EXERCISE INSTRUCTIONS :: Identify every line in the records below that contains the word "screenshot", and copy each of those lines.

________________

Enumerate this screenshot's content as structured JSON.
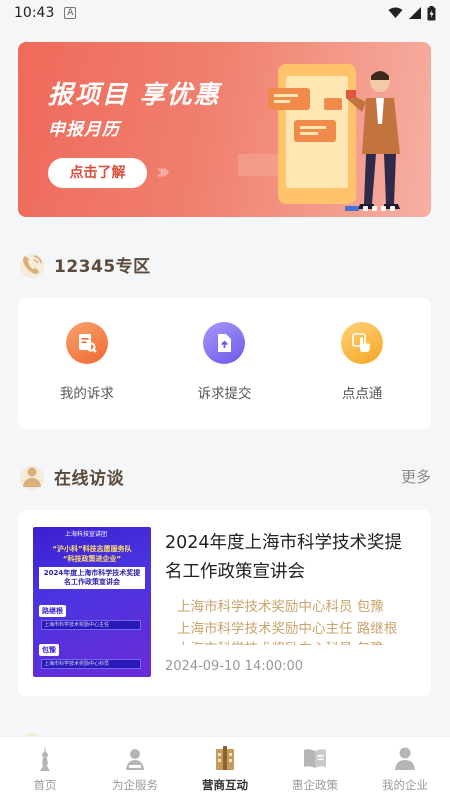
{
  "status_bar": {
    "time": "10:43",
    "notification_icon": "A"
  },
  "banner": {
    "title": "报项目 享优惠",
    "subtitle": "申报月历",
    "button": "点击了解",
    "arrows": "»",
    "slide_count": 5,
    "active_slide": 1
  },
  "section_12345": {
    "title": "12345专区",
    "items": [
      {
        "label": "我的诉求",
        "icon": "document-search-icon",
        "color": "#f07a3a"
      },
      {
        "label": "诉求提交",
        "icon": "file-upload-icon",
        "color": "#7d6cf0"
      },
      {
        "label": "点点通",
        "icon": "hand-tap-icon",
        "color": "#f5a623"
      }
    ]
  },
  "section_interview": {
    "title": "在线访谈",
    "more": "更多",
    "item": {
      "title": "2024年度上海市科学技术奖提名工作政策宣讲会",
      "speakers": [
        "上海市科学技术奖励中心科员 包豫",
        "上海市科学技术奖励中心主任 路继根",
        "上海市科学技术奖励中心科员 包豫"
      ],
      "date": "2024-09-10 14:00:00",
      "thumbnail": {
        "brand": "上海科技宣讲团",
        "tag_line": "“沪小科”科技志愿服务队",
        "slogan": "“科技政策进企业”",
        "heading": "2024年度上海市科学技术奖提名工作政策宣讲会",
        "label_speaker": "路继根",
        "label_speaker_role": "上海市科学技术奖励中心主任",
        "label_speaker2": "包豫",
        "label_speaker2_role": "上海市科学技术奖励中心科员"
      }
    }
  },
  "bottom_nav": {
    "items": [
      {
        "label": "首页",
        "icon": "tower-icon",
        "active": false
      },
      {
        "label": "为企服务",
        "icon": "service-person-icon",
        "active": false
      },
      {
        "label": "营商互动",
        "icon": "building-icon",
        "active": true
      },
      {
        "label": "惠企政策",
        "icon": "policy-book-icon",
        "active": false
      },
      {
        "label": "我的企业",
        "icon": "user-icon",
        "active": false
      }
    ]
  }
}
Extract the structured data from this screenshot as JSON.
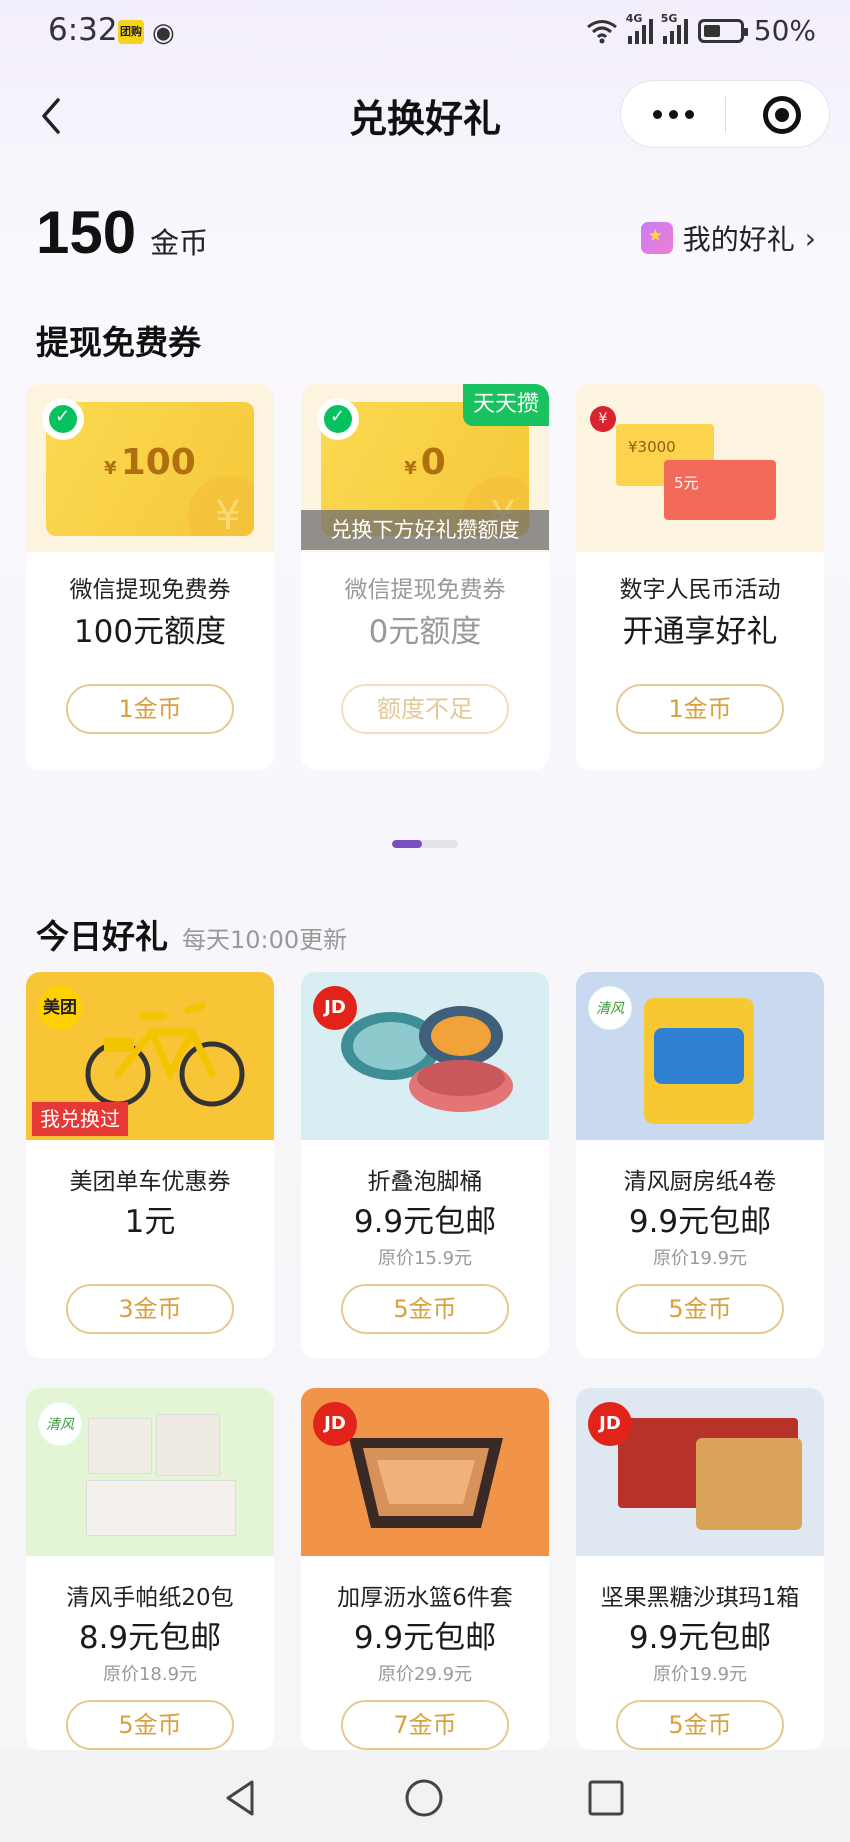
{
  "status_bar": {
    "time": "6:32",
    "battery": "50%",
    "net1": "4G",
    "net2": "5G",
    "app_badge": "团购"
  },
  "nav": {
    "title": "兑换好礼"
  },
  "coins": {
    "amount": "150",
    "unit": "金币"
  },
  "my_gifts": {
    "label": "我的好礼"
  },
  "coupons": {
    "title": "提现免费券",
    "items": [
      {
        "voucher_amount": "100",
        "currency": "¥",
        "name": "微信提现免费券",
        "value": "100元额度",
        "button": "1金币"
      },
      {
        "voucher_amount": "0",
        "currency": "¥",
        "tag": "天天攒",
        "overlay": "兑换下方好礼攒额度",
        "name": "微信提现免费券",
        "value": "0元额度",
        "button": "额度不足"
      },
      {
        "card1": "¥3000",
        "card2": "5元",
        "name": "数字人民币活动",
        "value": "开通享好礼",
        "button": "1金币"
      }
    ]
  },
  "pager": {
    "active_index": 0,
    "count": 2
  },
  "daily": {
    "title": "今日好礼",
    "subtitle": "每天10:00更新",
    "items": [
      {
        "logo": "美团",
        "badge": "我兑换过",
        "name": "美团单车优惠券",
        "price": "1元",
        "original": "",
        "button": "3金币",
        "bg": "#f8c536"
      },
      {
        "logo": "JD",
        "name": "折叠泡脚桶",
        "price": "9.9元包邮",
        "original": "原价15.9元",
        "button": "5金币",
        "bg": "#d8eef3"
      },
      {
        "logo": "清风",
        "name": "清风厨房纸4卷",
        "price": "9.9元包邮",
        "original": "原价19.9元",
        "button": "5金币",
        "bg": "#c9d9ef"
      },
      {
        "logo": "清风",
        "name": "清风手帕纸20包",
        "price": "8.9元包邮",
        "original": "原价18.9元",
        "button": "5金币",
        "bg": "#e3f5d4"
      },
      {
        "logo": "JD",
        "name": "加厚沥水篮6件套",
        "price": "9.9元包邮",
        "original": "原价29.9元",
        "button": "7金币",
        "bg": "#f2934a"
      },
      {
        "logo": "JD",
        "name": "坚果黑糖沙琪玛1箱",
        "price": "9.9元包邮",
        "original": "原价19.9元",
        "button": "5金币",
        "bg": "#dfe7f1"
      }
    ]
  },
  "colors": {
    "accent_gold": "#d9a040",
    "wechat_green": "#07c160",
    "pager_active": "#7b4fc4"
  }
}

________________

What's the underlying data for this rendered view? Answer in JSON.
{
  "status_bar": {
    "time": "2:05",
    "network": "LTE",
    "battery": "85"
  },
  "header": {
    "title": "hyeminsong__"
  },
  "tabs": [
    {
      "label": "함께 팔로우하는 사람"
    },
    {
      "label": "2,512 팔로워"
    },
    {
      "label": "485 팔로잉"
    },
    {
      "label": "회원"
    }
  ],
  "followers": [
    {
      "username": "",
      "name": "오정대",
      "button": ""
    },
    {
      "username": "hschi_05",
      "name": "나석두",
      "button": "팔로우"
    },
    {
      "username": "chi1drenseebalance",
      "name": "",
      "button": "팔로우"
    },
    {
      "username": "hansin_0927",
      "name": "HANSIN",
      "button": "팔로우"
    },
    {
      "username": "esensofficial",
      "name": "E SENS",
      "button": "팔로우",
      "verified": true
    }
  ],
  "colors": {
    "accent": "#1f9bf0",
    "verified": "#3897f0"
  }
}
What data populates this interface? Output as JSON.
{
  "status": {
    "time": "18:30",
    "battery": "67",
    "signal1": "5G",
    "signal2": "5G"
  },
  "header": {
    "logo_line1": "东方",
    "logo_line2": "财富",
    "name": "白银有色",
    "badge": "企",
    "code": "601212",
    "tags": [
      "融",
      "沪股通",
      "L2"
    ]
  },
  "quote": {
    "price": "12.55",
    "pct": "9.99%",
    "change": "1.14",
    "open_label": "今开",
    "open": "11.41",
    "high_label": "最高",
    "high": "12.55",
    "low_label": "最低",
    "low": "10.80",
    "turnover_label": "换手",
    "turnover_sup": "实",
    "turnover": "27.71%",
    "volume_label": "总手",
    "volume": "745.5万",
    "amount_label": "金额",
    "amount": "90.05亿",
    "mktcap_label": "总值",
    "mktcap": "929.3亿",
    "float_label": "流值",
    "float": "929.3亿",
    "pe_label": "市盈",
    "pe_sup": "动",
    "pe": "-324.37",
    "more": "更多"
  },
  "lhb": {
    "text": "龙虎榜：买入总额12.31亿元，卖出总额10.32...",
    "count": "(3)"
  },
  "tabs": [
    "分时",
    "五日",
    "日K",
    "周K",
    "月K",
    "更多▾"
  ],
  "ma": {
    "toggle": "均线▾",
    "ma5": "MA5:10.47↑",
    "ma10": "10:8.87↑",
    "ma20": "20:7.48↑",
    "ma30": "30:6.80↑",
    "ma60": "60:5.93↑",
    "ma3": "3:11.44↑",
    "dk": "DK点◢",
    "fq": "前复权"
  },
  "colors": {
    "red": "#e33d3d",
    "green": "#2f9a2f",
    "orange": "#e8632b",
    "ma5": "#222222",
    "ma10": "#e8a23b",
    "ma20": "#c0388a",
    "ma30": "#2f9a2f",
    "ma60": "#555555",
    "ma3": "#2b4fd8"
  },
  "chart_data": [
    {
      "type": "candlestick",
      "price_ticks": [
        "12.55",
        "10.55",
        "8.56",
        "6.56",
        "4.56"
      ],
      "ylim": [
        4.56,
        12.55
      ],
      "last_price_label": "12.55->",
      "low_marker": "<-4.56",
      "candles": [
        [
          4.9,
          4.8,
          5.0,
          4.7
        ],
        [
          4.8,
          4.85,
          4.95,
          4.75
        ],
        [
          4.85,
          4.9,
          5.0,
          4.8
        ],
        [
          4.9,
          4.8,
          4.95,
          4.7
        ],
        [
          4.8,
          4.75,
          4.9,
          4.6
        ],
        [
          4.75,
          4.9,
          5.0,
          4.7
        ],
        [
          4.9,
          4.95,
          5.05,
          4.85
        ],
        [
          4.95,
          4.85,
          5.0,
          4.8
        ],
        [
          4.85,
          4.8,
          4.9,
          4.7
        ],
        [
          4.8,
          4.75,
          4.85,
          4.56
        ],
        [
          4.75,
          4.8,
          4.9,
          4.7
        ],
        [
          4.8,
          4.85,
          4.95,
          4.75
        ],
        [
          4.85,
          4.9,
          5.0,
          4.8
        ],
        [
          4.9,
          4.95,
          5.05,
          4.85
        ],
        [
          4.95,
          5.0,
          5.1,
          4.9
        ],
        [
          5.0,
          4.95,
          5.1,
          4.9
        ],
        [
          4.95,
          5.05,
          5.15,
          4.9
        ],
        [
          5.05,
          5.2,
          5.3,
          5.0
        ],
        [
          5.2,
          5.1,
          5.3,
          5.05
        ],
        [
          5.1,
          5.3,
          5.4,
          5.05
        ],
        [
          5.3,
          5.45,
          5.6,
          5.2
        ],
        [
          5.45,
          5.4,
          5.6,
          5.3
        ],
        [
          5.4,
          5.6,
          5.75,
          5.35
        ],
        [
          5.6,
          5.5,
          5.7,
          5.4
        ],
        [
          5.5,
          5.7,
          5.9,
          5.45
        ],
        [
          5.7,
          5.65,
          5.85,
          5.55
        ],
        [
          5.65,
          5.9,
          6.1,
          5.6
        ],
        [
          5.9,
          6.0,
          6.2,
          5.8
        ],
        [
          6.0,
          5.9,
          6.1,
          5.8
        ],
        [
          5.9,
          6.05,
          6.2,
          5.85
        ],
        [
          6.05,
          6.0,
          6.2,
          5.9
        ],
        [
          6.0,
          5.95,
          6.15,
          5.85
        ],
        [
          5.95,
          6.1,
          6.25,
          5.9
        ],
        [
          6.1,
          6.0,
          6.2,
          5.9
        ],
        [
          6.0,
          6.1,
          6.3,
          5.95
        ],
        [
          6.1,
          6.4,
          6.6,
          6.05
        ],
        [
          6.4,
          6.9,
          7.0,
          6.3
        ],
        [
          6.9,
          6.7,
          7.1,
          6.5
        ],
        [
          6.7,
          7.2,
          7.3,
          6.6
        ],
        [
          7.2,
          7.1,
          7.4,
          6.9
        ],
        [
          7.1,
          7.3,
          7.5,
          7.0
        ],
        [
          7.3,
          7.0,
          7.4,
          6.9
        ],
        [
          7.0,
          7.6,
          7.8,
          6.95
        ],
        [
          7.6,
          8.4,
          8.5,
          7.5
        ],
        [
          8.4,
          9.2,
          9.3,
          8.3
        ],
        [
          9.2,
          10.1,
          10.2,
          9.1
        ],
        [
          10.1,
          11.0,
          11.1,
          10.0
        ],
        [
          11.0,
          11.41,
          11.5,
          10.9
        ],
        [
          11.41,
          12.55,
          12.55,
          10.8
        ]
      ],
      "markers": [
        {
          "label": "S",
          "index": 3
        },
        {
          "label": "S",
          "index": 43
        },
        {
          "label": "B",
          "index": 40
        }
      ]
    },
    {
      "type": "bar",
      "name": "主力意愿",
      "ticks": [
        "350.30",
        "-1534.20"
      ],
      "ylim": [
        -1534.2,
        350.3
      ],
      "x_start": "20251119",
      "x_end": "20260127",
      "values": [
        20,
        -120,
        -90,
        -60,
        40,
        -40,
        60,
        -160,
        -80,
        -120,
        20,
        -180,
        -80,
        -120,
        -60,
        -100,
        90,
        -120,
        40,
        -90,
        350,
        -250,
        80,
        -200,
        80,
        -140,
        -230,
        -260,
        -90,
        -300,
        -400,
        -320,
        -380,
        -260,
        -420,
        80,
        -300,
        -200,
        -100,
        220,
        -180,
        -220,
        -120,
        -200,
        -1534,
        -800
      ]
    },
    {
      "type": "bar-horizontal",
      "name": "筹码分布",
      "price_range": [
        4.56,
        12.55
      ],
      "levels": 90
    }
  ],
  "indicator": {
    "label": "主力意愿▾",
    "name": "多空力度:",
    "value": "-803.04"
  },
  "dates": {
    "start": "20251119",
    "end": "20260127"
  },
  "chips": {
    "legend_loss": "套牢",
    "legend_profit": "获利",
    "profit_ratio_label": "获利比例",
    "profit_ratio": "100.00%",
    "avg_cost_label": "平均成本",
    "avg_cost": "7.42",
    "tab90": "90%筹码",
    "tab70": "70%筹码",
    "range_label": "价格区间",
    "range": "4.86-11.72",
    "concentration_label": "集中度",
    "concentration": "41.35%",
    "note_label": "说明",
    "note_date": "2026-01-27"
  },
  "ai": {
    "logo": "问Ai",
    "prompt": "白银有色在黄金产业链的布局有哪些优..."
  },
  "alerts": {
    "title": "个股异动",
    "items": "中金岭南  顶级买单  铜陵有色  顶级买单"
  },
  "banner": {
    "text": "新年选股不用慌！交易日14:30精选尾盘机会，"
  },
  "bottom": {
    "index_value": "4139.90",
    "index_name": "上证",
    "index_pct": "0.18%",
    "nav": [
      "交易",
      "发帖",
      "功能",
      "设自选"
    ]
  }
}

________________

RESPONSE TO THIS EXERCISE ::
Enumerate this screenshot's content as structured JSON.
Extract the structured data from this screenshot as JSON.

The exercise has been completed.